TASK BRIEF: Return each line holding the string "Техническая".

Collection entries
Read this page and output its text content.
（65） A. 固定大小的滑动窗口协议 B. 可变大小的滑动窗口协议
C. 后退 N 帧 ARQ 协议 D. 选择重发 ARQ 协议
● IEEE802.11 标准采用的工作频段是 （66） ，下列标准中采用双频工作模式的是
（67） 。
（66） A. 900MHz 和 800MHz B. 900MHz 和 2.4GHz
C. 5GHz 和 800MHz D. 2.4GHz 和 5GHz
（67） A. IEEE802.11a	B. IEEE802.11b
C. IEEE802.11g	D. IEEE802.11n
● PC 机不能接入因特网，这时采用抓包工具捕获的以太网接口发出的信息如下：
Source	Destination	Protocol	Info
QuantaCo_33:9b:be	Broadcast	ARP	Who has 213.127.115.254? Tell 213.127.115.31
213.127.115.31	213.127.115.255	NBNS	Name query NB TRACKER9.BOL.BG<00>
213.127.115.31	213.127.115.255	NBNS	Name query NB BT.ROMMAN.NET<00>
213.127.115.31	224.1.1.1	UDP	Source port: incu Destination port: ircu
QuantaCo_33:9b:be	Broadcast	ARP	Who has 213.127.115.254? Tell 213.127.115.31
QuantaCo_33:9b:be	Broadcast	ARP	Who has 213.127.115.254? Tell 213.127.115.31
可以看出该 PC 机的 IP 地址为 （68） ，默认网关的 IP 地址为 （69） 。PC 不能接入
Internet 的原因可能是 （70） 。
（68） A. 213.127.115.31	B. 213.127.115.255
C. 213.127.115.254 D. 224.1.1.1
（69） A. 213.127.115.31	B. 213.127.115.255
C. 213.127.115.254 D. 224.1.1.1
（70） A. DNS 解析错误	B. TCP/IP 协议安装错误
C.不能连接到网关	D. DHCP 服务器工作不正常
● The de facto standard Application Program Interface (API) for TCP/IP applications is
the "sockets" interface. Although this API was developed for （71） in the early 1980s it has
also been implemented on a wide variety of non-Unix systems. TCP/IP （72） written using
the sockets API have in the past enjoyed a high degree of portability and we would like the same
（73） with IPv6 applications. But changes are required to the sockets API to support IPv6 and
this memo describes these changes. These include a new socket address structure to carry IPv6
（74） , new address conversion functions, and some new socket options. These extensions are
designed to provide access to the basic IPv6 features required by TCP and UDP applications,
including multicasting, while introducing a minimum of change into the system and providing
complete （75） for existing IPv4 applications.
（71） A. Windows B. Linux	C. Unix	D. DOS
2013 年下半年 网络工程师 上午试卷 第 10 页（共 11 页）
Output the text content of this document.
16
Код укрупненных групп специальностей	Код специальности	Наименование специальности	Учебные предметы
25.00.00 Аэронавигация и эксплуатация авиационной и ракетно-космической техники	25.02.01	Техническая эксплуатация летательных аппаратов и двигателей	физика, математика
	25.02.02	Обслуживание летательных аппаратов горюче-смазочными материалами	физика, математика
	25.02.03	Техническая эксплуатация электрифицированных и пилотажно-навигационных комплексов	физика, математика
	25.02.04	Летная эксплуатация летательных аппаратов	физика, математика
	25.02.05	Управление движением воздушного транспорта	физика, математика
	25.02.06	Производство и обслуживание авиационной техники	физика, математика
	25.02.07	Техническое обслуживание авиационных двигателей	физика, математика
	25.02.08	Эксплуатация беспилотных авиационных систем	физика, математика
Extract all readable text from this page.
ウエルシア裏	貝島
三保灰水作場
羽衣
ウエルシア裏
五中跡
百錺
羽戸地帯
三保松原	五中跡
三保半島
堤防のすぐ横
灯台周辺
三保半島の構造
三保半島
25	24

RESULT FOR THIS TASK:
25.00.00 Аэронавигация и эксплуатация авиационной и ракетно-космической техники	25.02.01	Техническая эксплуатация летательных аппаратов и двигателей	физика, математика
	25.02.03	Техническая эксплуатация электрифицированных и пилотажно-навигационных комплексов	физика, математика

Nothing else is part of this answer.